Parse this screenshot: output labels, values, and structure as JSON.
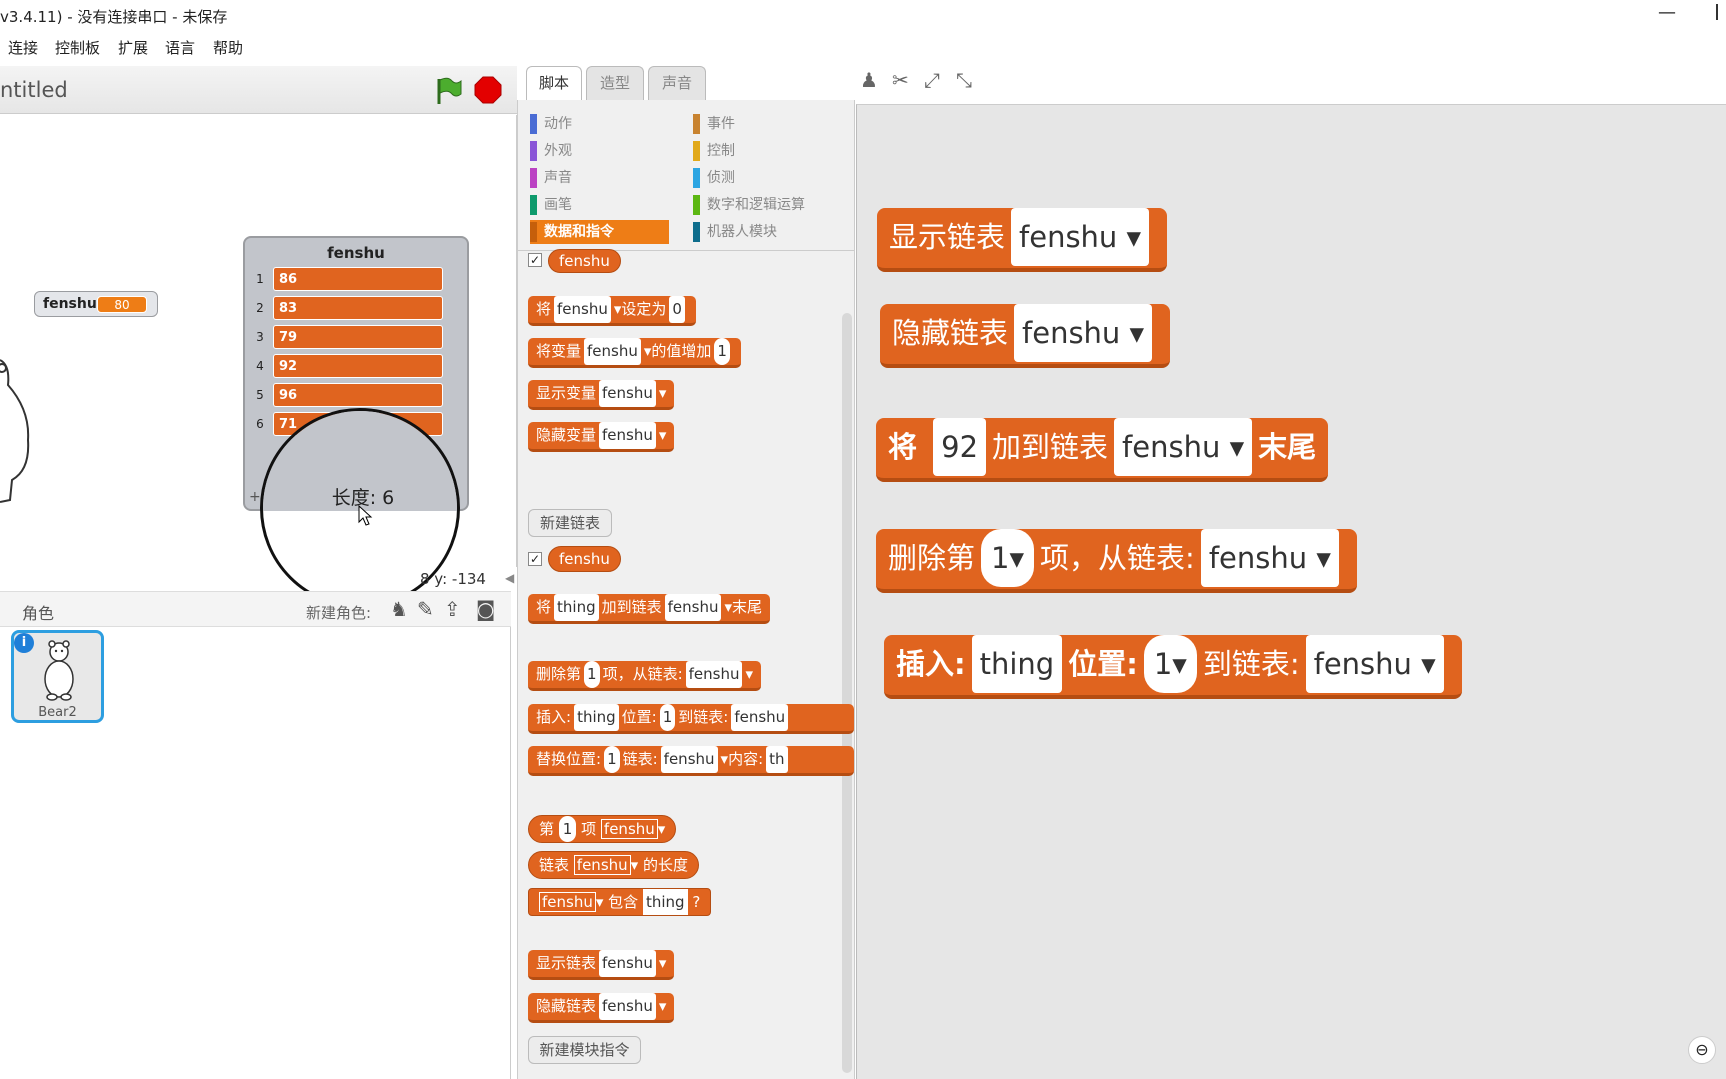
{
  "window": {
    "title": "v3.4.11) - 没有连接串口 - 未保存",
    "minimize": "—"
  },
  "menu": [
    "连接",
    "控制板",
    "扩展",
    "语言",
    "帮助"
  ],
  "stage": {
    "title": "ntitled",
    "variable": {
      "name": "fenshu",
      "value": "80"
    },
    "list": {
      "title": "fenshu",
      "items": [
        {
          "idx": "1",
          "val": "86"
        },
        {
          "idx": "2",
          "val": "83"
        },
        {
          "idx": "3",
          "val": "79"
        },
        {
          "idx": "4",
          "val": "92"
        },
        {
          "idx": "5",
          "val": "96"
        },
        {
          "idx": "6",
          "val": "71"
        }
      ],
      "length_label": "长度: 6",
      "add": "+"
    },
    "coords": "8  y: -134"
  },
  "sprites": {
    "header": "角色",
    "new_label": "新建角色:",
    "selected": "Bear2"
  },
  "tabs": [
    "脚本",
    "造型",
    "声音"
  ],
  "categories_left": [
    {
      "label": "动作",
      "color": "#4a6cd4"
    },
    {
      "label": "外观",
      "color": "#8a55d7"
    },
    {
      "label": "声音",
      "color": "#bb42c3"
    },
    {
      "label": "画笔",
      "color": "#0e9a6c"
    },
    {
      "label": "数据和指令",
      "color": "#ee7d16"
    }
  ],
  "categories_right": [
    {
      "label": "事件",
      "color": "#c88330"
    },
    {
      "label": "控制",
      "color": "#e1a91a"
    },
    {
      "label": "侦测",
      "color": "#2ca5e2"
    },
    {
      "label": "数字和逻辑运算",
      "color": "#5cb712"
    },
    {
      "label": "机器人模块",
      "color": "#0e6d8c"
    }
  ],
  "palette": {
    "var_reporter": "fenshu",
    "set": {
      "a": "将",
      "var": "fenshu",
      "b": "设定为",
      "val": "0"
    },
    "change": {
      "a": "将变量",
      "var": "fenshu",
      "b": "的值增加",
      "val": "1"
    },
    "showvar": {
      "a": "显示变量",
      "var": "fenshu"
    },
    "hidevar": {
      "a": "隐藏变量",
      "var": "fenshu"
    },
    "new_list": "新建链表",
    "list_reporter": "fenshu",
    "add": {
      "a": "将",
      "thing": "thing",
      "b": "加到链表",
      "list": "fenshu",
      "c": "末尾"
    },
    "delete": {
      "a": "删除第",
      "n": "1",
      "b": "项，从链表:",
      "list": "fenshu"
    },
    "insert": {
      "a": "插入:",
      "thing": "thing",
      "b": "位置:",
      "n": "1",
      "c": "到链表:",
      "list": "fenshu"
    },
    "replace": {
      "a": "替换位置:",
      "n": "1",
      "b": "链表:",
      "list": "fenshu",
      "c": "内容:",
      "thing": "th"
    },
    "item": {
      "a": "第",
      "n": "1",
      "b": "项",
      "list": "fenshu"
    },
    "length": {
      "a": "链表",
      "list": "fenshu",
      "b": "的长度"
    },
    "contains": {
      "list": "fenshu",
      "a": "包含",
      "thing": "thing",
      "q": "?"
    },
    "showlist": {
      "a": "显示链表",
      "list": "fenshu"
    },
    "hidelist": {
      "a": "隐藏链表",
      "list": "fenshu"
    },
    "new_block": "新建模块指令"
  },
  "script": {
    "show": {
      "a": "显示链表",
      "list": "fenshu"
    },
    "hide": {
      "a": "隐藏链表",
      "list": "fenshu"
    },
    "add": {
      "a": "将",
      "val": "92",
      "b": "加到链表",
      "list": "fenshu",
      "c": "末尾"
    },
    "delete": {
      "a": "删除第",
      "n": "1",
      "b": "项，从链表:",
      "list": "fenshu"
    },
    "insert": {
      "a": "插入:",
      "thing": "thing",
      "b": "位置:",
      "n": "1",
      "c": "到链表:",
      "list": "fenshu"
    }
  }
}
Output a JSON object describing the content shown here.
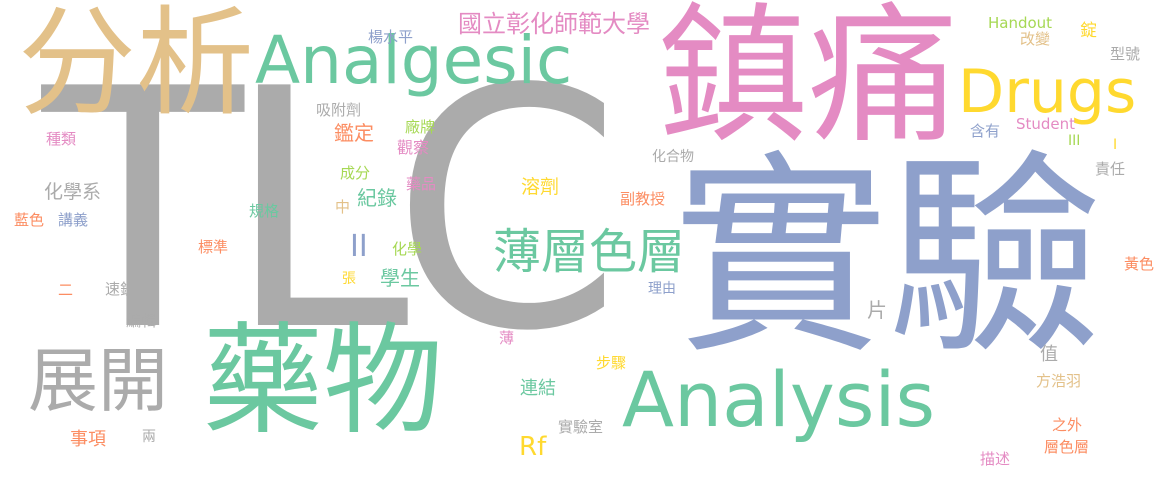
{
  "palette": {
    "gray": "#ababab",
    "tan": "#e3c189",
    "teal": "#6bc8a0",
    "pink": "#e48bc3",
    "blue": "#8ea0cb",
    "yellow": "#ffd92f",
    "orange": "#fc8d62",
    "lime": "#a6d854"
  },
  "words": [
    {
      "text": "TLC"
    },
    {
      "text": "實驗"
    },
    {
      "text": "鎮痛"
    },
    {
      "text": "分析"
    },
    {
      "text": "藥物"
    },
    {
      "text": "Analysis"
    },
    {
      "text": "Analgesic"
    },
    {
      "text": "展開"
    },
    {
      "text": "Drugs"
    },
    {
      "text": "薄層色層"
    },
    {
      "text": "國立彰化師範大學"
    },
    {
      "text": "楊水平"
    },
    {
      "text": "吸附劑"
    },
    {
      "text": "種類"
    },
    {
      "text": "鑑定"
    },
    {
      "text": "廠牌"
    },
    {
      "text": "觀察"
    },
    {
      "text": "化合物"
    },
    {
      "text": "化學系"
    },
    {
      "text": "成分"
    },
    {
      "text": "紀錄"
    },
    {
      "text": "藥品"
    },
    {
      "text": "溶劑"
    },
    {
      "text": "副教授"
    },
    {
      "text": "藍色"
    },
    {
      "text": "講義"
    },
    {
      "text": "規格"
    },
    {
      "text": "中"
    },
    {
      "text": "標準"
    },
    {
      "text": "II"
    },
    {
      "text": "化學"
    },
    {
      "text": "張"
    },
    {
      "text": "學生"
    },
    {
      "text": "二"
    },
    {
      "text": "速錠"
    },
    {
      "text": "編輯"
    },
    {
      "text": "理由"
    },
    {
      "text": "片"
    },
    {
      "text": "Handout"
    },
    {
      "text": "改變"
    },
    {
      "text": "錠"
    },
    {
      "text": "型號"
    },
    {
      "text": "Student"
    },
    {
      "text": "含有"
    },
    {
      "text": "I"
    },
    {
      "text": "III"
    },
    {
      "text": "責任"
    },
    {
      "text": "黃色"
    },
    {
      "text": "值"
    },
    {
      "text": "方浩羽"
    },
    {
      "text": "之外"
    },
    {
      "text": "層色層"
    },
    {
      "text": "描述"
    },
    {
      "text": "事項"
    },
    {
      "text": "兩"
    },
    {
      "text": "連結"
    },
    {
      "text": "Rf"
    },
    {
      "text": "實驗室"
    },
    {
      "text": "步驟"
    },
    {
      "text": "薄"
    }
  ]
}
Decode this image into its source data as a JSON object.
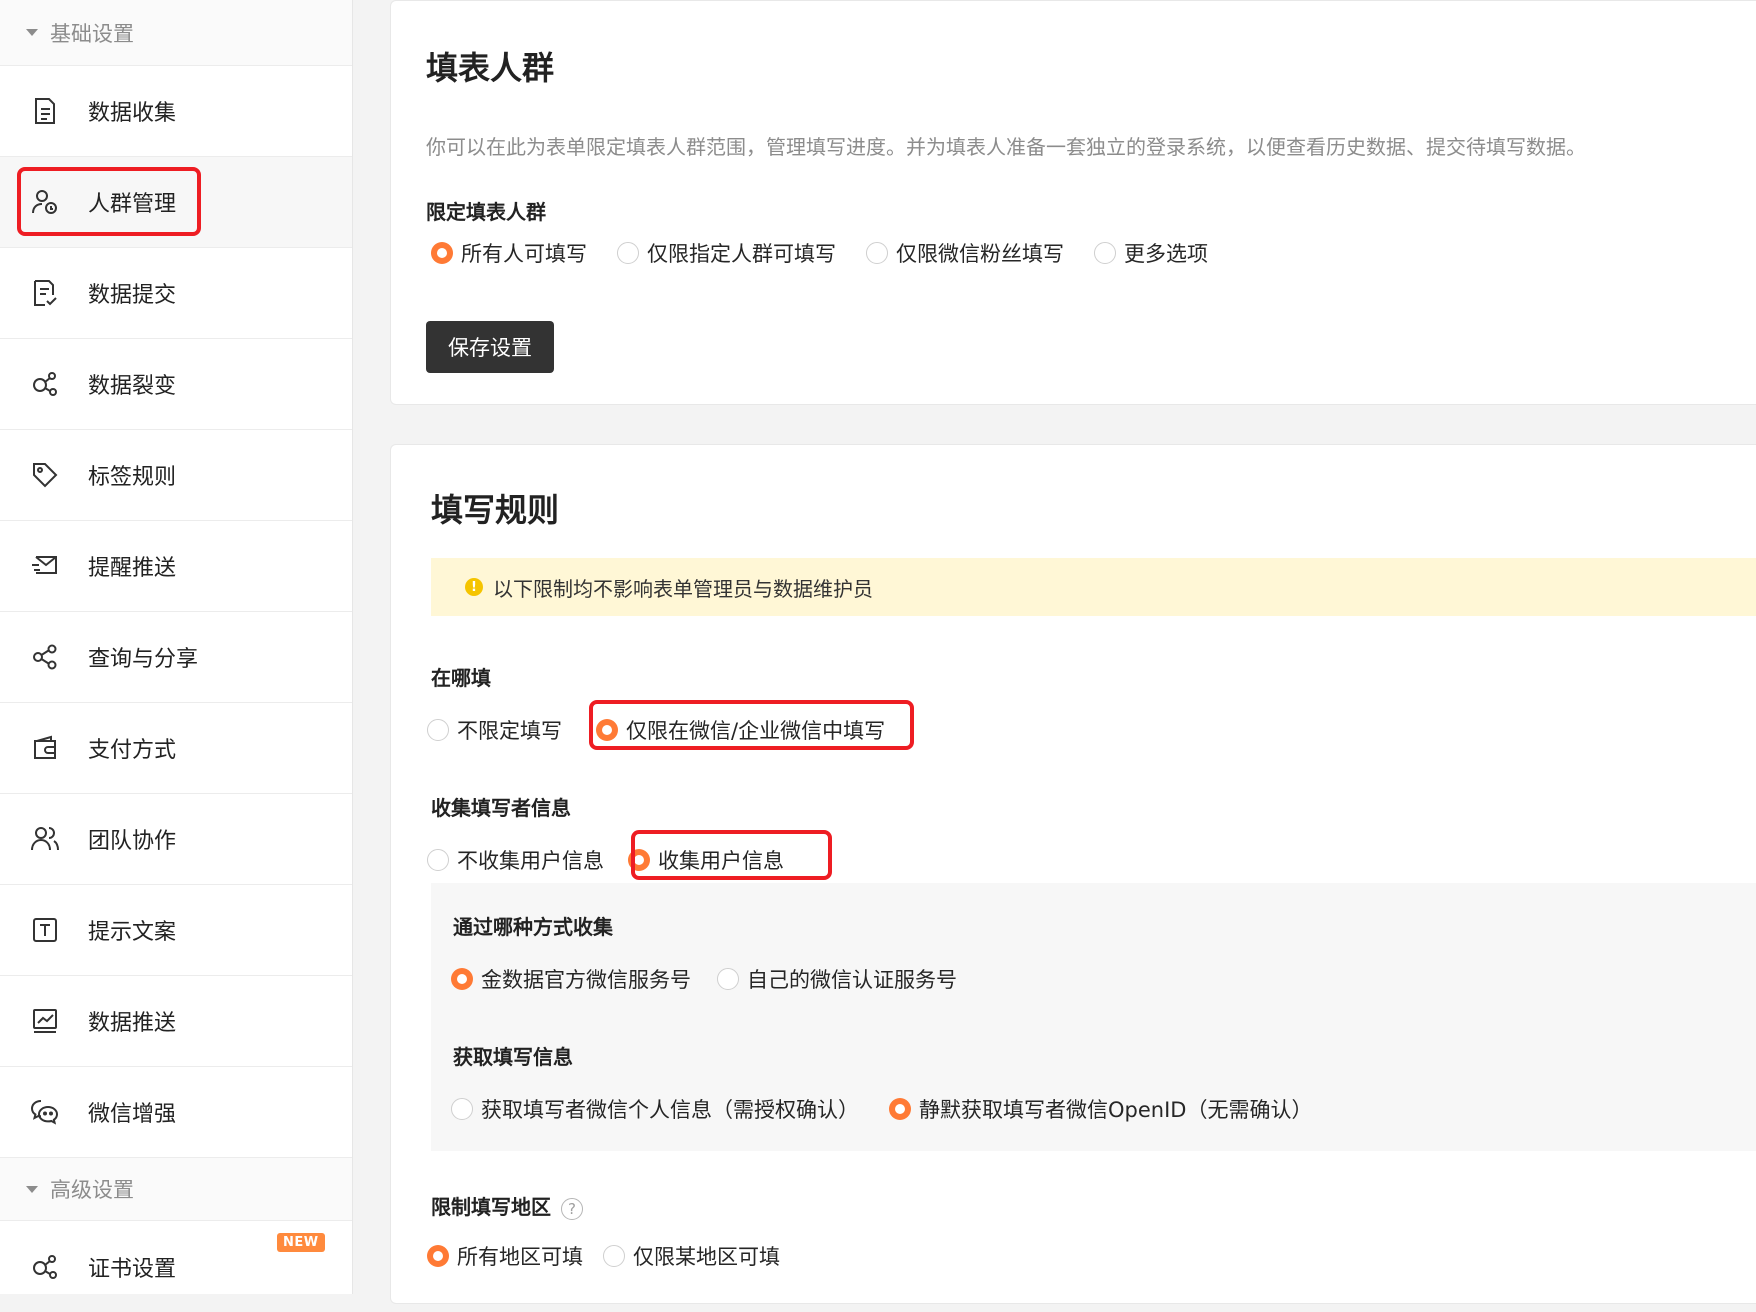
{
  "sidebar": {
    "group_basic": "基础设置",
    "group_advanced": "高级设置",
    "items": [
      {
        "label": "数据收集",
        "icon": "document-icon"
      },
      {
        "label": "人群管理",
        "icon": "user-settings-icon"
      },
      {
        "label": "数据提交",
        "icon": "document-check-icon"
      },
      {
        "label": "数据裂变",
        "icon": "fission-icon"
      },
      {
        "label": "标签规则",
        "icon": "tag-icon"
      },
      {
        "label": "提醒推送",
        "icon": "send-icon"
      },
      {
        "label": "查询与分享",
        "icon": "share-icon"
      },
      {
        "label": "支付方式",
        "icon": "wallet-icon"
      },
      {
        "label": "团队协作",
        "icon": "team-icon"
      },
      {
        "label": "提示文案",
        "icon": "text-icon"
      },
      {
        "label": "数据推送",
        "icon": "chart-icon"
      },
      {
        "label": "微信增强",
        "icon": "wechat-icon"
      }
    ],
    "advanced_items": [
      {
        "label": "证书设置",
        "icon": "fission-icon",
        "badge": "NEW"
      }
    ]
  },
  "crowd": {
    "title": "填表人群",
    "description": "你可以在此为表单限定填表人群范围，管理填写进度。并为填表人准备一套独立的登录系统，以便查看历史数据、提交待填写数据。",
    "limit_label": "限定填表人群",
    "options": [
      "所有人可填写",
      "仅限指定人群可填写",
      "仅限微信粉丝填写",
      "更多选项"
    ],
    "selected": 0,
    "save_label": "保存设置"
  },
  "rules": {
    "title": "填写规则",
    "notice": "以下限制均不影响表单管理员与数据维护员",
    "where_label": "在哪填",
    "where_options": [
      "不限定填写",
      "仅限在微信/企业微信中填写"
    ],
    "where_selected": 1,
    "collect_label": "收集填写者信息",
    "collect_options": [
      "不收集用户信息",
      "收集用户信息"
    ],
    "collect_selected": 1,
    "method_label": "通过哪种方式收集",
    "method_options": [
      "金数据官方微信服务号",
      "自己的微信认证服务号"
    ],
    "method_selected": 0,
    "fetch_label": "获取填写信息",
    "fetch_options": [
      "获取填写者微信个人信息（需授权确认）",
      "静默获取填写者微信OpenID（无需确认）"
    ],
    "fetch_selected": 1,
    "region_label": "限制填写地区",
    "region_help": "?",
    "region_options": [
      "所有地区可填",
      "仅限某地区可填"
    ],
    "region_selected": 0
  },
  "colors": {
    "accent": "#ff7a35",
    "highlight": "#ee1d23",
    "button": "#333333",
    "notice_bg": "#fff7d6"
  }
}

== TASK PROMPT ==
Using the entries above, find all lines with "document". Copy them.

== ANSWER ==
        "icon": "document-icon"
        "icon": "document-check-icon"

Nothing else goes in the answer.